---------- Entries supplied ----------

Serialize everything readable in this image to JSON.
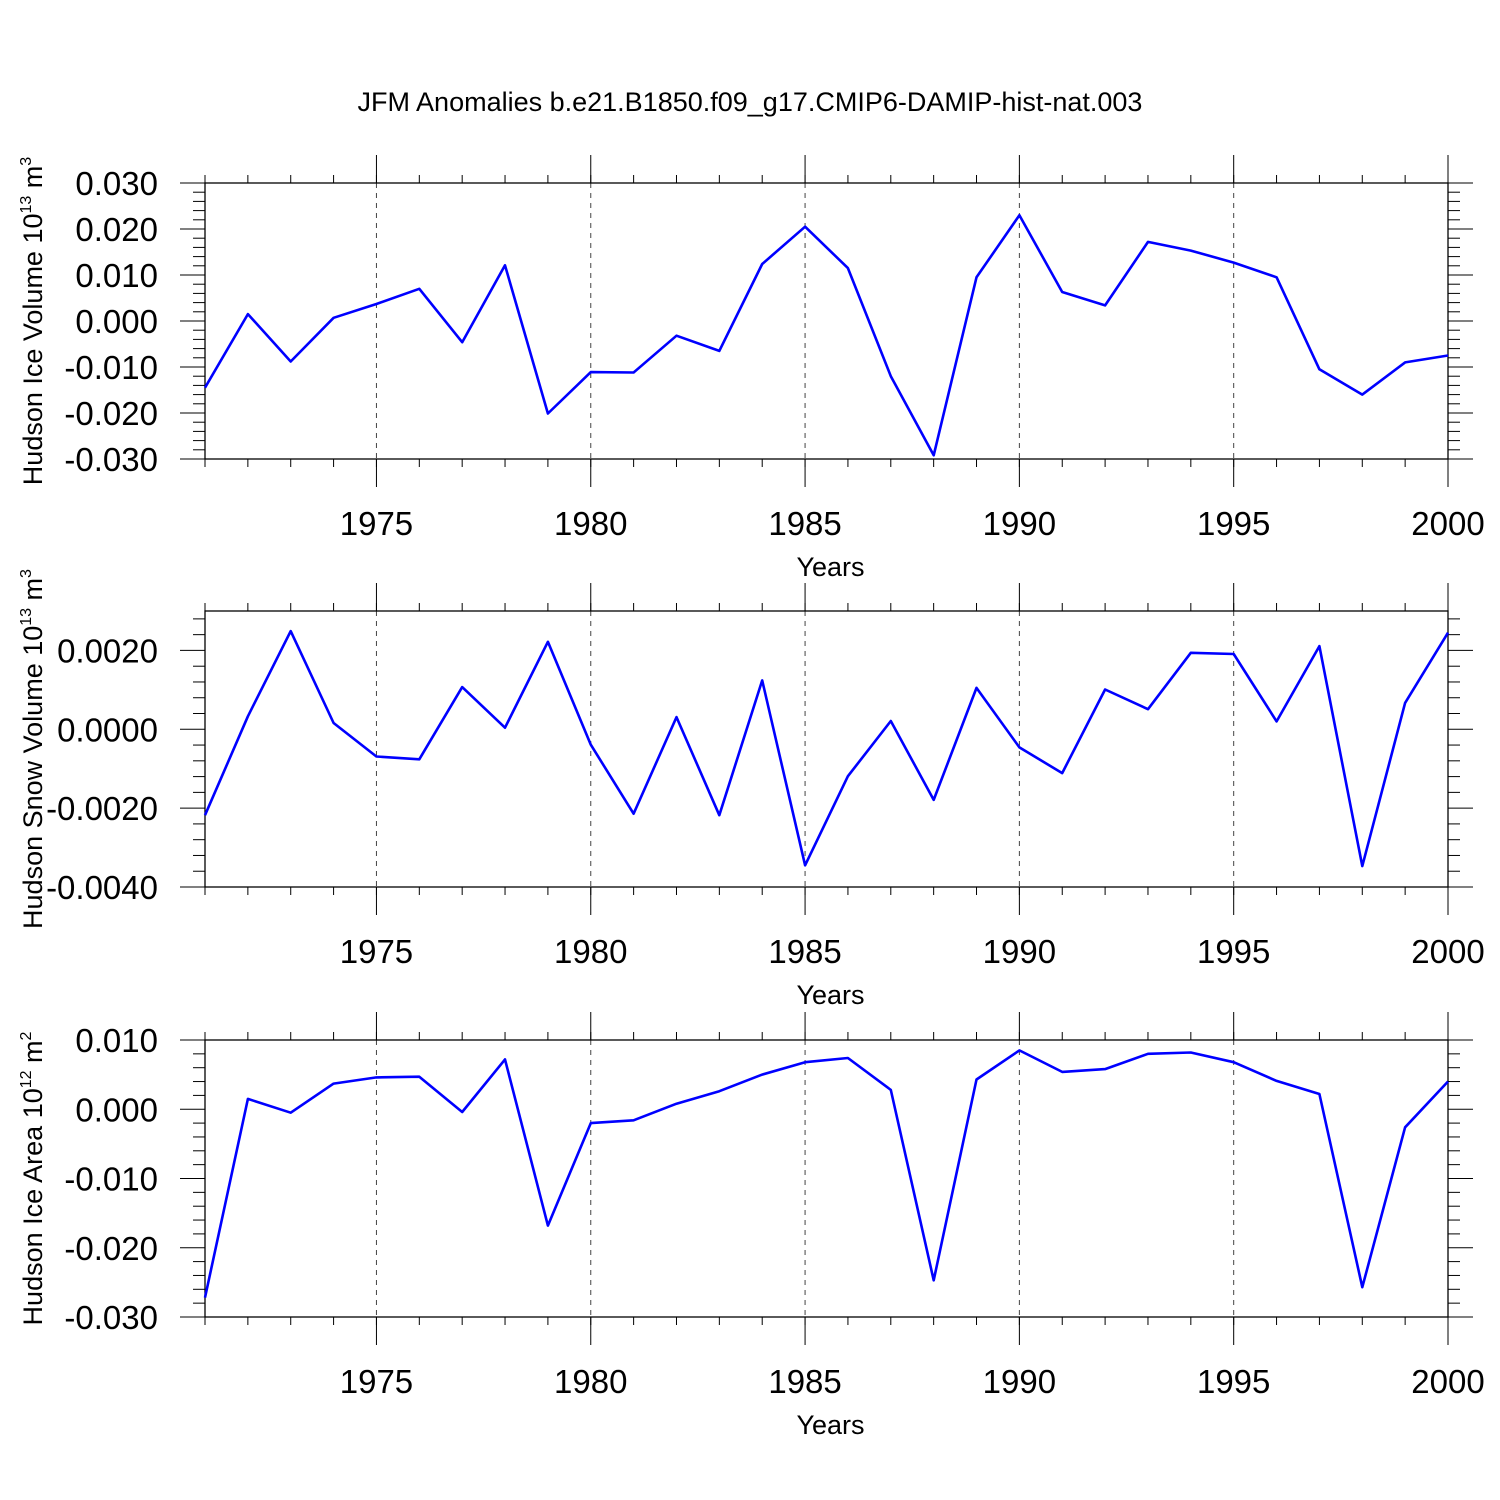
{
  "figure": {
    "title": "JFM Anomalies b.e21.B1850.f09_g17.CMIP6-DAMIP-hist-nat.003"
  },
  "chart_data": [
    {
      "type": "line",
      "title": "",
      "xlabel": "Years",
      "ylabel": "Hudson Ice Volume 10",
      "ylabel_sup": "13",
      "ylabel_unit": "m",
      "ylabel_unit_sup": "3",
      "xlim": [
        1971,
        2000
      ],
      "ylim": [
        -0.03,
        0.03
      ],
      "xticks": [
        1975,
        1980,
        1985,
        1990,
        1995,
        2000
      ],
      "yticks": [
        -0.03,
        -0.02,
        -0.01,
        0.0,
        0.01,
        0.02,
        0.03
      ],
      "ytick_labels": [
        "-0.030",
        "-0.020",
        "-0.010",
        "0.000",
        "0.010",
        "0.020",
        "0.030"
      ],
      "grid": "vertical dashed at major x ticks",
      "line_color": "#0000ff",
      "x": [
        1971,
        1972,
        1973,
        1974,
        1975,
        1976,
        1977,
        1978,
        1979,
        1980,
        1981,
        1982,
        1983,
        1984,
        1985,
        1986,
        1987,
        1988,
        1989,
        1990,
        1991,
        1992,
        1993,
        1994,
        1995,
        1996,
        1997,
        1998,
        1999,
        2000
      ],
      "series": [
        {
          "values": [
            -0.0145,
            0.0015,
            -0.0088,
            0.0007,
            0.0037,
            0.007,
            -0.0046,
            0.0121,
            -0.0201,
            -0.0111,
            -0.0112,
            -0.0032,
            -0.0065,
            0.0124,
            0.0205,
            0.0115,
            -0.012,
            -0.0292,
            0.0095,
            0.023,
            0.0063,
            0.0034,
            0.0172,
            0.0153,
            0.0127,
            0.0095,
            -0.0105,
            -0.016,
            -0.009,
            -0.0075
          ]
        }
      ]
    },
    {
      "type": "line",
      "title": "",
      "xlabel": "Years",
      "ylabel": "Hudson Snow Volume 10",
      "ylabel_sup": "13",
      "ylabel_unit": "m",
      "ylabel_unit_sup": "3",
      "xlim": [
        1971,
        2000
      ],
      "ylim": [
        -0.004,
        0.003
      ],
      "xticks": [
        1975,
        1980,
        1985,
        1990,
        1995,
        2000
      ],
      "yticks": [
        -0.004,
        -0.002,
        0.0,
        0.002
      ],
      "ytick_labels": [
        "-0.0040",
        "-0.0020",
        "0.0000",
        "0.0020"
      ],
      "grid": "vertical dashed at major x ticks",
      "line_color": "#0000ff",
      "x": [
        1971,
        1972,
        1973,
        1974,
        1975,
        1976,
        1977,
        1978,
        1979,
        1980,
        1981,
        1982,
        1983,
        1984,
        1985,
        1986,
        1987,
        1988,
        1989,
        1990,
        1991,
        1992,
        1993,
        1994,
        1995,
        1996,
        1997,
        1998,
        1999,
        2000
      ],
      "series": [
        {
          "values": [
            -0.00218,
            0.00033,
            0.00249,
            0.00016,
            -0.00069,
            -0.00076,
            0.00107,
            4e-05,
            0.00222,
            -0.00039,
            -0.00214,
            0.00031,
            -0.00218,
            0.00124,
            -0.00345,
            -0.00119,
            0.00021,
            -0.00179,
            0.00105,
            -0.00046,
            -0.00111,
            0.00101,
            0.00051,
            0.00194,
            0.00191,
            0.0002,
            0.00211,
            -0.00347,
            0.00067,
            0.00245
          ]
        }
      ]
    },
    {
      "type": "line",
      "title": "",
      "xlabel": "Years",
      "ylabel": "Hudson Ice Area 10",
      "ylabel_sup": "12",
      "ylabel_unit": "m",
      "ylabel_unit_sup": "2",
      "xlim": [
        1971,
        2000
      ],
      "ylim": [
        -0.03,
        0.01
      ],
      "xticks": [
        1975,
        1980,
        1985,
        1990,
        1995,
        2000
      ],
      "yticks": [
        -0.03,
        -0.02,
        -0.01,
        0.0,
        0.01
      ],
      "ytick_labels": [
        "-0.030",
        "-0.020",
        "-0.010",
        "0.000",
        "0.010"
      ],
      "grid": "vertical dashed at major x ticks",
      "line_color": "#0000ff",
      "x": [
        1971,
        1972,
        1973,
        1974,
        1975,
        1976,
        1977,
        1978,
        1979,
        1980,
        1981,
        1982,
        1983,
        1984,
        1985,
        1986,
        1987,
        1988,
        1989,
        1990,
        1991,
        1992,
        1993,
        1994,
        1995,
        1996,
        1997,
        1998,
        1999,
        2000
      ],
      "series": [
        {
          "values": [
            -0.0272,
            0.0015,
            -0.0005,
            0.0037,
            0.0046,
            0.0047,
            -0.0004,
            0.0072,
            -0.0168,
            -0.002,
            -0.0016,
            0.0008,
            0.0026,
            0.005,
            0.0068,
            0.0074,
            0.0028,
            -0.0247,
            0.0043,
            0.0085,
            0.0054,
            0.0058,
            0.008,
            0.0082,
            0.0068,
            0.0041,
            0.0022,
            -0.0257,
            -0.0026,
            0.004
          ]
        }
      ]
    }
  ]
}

----------

**Exercise instructions:** Report every line in the data above in which the word "Hudson" appears.

**Finished exercise:**
      "ylabel": "Hudson Ice Volume 10",
      "ylabel": "Hudson Snow Volume 10",
      "ylabel": "Hudson Ice Area 10",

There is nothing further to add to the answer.